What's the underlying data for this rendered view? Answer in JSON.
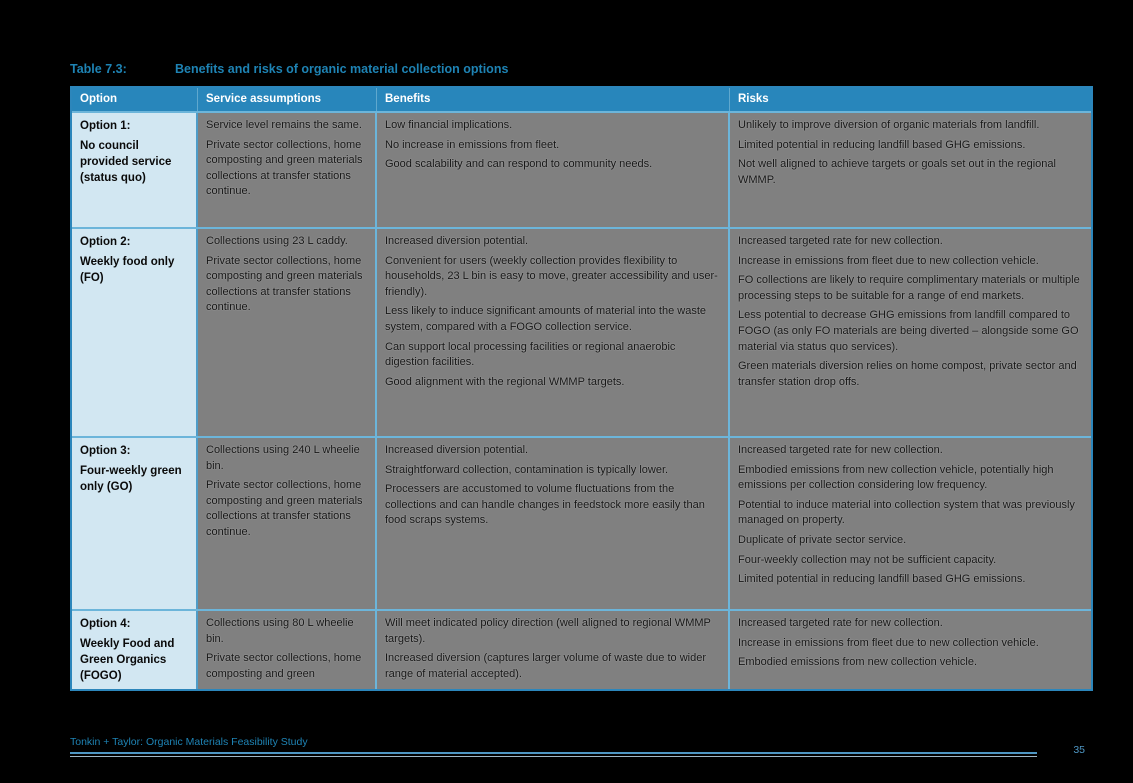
{
  "title": {
    "label": "Table 7.3:",
    "text": "Benefits and risks of organic material collection options"
  },
  "table": {
    "headers": [
      "Option",
      "Service assumptions",
      "Benefits",
      "Risks"
    ],
    "rows": [
      {
        "option_title": "Option 1:",
        "option_subtitle": "No council provided service (status quo)",
        "service_assumptions": [
          "Service level remains the same.",
          "Private sector collections, home composting and green materials collections at transfer stations continue."
        ],
        "benefits": [
          "Low financial implications.",
          "No increase in emissions from fleet.",
          "Good scalability and can respond to community needs."
        ],
        "risks": [
          "Unlikely to improve diversion of organic materials from landfill.",
          "Limited potential in reducing landfill based GHG emissions.",
          "Not well aligned to achieve targets or goals set out in the regional WMMP."
        ]
      },
      {
        "option_title": "Option 2:",
        "option_subtitle": "Weekly food only (FO)",
        "service_assumptions": [
          "Collections using 23 L caddy.",
          "Private sector collections, home composting and green materials collections at transfer stations continue."
        ],
        "benefits": [
          "Increased diversion potential.",
          "Convenient for users (weekly collection provides flexibility to households, 23 L bin is easy to move, greater accessibility and user-friendly).",
          "Less likely to induce significant amounts of material into the waste system, compared with a FOGO collection service.",
          "Can support local processing facilities or regional anaerobic digestion facilities.",
          "Good alignment with the regional WMMP targets."
        ],
        "risks": [
          "Increased targeted rate for new collection.",
          "Increase in emissions from fleet due to new collection vehicle.",
          "FO collections are likely to require complimentary materials or multiple processing steps to be suitable for a range of end markets.",
          "Less potential to decrease GHG emissions from landfill compared to FOGO (as only FO materials are being diverted – alongside some GO material via status quo services).",
          "Green materials diversion relies on home compost, private sector and transfer station drop offs."
        ]
      },
      {
        "option_title": "Option 3:",
        "option_subtitle": "Four-weekly green only (GO)",
        "service_assumptions": [
          "Collections using 240 L wheelie bin.",
          "Private sector collections, home composting and green materials collections at transfer stations continue."
        ],
        "benefits": [
          "Increased diversion potential.",
          "Straightforward collection, contamination is typically lower.",
          "Processers are accustomed to volume fluctuations from the collections and can handle changes in feedstock more easily than food scraps systems."
        ],
        "risks": [
          "Increased targeted rate for new collection.",
          "Embodied emissions from new collection vehicle, potentially high emissions per collection considering low frequency.",
          "Potential to induce material into collection system that was previously managed on property.",
          "Duplicate of private sector service.",
          "Four-weekly collection may not be sufficient capacity.",
          "Limited potential in reducing landfill based GHG emissions."
        ]
      },
      {
        "option_title": "Option 4:",
        "option_subtitle": "Weekly Food and Green Organics (FOGO)",
        "service_assumptions": [
          "Collections using 80 L wheelie bin.",
          "Private sector collections, home composting and green"
        ],
        "benefits": [
          "Will meet indicated policy direction (well aligned to regional WMMP targets).",
          "Increased diversion (captures larger volume of waste due to wider range of material accepted)."
        ],
        "risks": [
          "Increased targeted rate for new collection.",
          "Increase in emissions from fleet due to new collection vehicle.",
          "Embodied emissions from new collection vehicle."
        ]
      }
    ]
  },
  "footer": {
    "text": "Tonkin + Taylor: Organic Materials Feasibility Study",
    "page_number": "35"
  },
  "colors": {
    "page_background": "#000000",
    "header_bg": "#2886BB",
    "option_cell_bg": "#D2E7F2",
    "body_cell_bg": "#808080",
    "grid_line": "#6CB5DA",
    "accent_blue": "#1E83B4"
  }
}
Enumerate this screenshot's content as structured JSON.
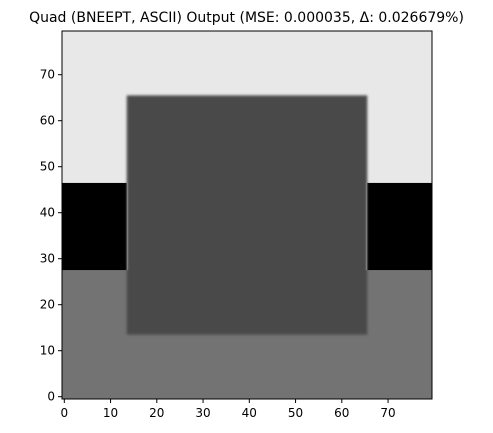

### GIVEN PROBLEM
Your reply is one number: how many lines of the records above contain the word "with".

### WRITTEN ANSWER
2